## DESCRIPTION OF THE TASK
The required result is the exact run of lines beginning at the one containing "Convert this document image to plain text." and ending at the last line of the entries.

## TASK INPUTS
········
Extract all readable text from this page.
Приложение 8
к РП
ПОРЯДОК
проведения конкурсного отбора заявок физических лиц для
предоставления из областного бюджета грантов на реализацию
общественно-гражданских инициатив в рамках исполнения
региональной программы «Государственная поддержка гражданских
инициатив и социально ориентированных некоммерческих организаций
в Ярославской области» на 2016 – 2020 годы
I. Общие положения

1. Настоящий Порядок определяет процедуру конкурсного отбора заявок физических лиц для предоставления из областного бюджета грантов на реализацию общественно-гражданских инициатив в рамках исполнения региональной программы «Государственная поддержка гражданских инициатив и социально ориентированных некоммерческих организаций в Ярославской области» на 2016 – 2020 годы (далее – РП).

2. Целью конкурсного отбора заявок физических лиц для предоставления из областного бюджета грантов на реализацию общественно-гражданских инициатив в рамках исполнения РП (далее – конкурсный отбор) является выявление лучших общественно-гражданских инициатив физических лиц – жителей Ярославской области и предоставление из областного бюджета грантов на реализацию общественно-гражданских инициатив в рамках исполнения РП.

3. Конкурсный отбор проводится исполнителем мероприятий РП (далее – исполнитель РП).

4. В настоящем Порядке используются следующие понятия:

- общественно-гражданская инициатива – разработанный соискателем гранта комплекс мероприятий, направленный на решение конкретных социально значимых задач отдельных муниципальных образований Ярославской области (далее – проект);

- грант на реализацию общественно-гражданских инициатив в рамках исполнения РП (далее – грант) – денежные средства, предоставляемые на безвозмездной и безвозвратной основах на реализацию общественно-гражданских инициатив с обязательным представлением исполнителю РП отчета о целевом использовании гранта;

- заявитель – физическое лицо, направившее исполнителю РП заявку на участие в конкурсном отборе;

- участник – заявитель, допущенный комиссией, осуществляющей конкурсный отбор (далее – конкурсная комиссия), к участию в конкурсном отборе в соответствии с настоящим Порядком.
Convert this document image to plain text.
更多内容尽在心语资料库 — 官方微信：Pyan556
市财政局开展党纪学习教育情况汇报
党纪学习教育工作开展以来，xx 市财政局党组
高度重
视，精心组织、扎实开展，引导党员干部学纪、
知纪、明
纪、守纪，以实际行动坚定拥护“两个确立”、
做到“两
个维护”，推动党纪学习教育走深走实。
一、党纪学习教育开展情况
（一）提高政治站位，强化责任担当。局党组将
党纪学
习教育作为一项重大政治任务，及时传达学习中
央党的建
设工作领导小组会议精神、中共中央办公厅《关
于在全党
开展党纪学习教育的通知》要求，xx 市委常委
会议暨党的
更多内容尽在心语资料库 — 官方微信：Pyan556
········
## EXERCISE SOLUTION
Convert this document image to plain text.
更多内容尽在心语资料库 — 官方微信：Pyan556
市财政局开展党纪学习教育情况汇报
党纪学习教育工作开展以来，xx 市财政局党组
高度重
视，精心组织、扎实开展，引导党员干部学纪、
知纪、明
纪、守纪，以实际行动坚定拥护“两个确立”、
做到“两
个维护”，推动党纪学习教育走深走实。
一、党纪学习教育开展情况
（一）提高政治站位，强化责任担当。局党组将
党纪学
习教育作为一项重大政治任务，及时传达学习中
央党的建
设工作领导小组会议精神、中共中央办公厅《关
于在全党
开展党纪学习教育的通知》要求，xx 市委常委
会议暨党的
更多内容尽在心语资料库 — 官方微信：Pyan556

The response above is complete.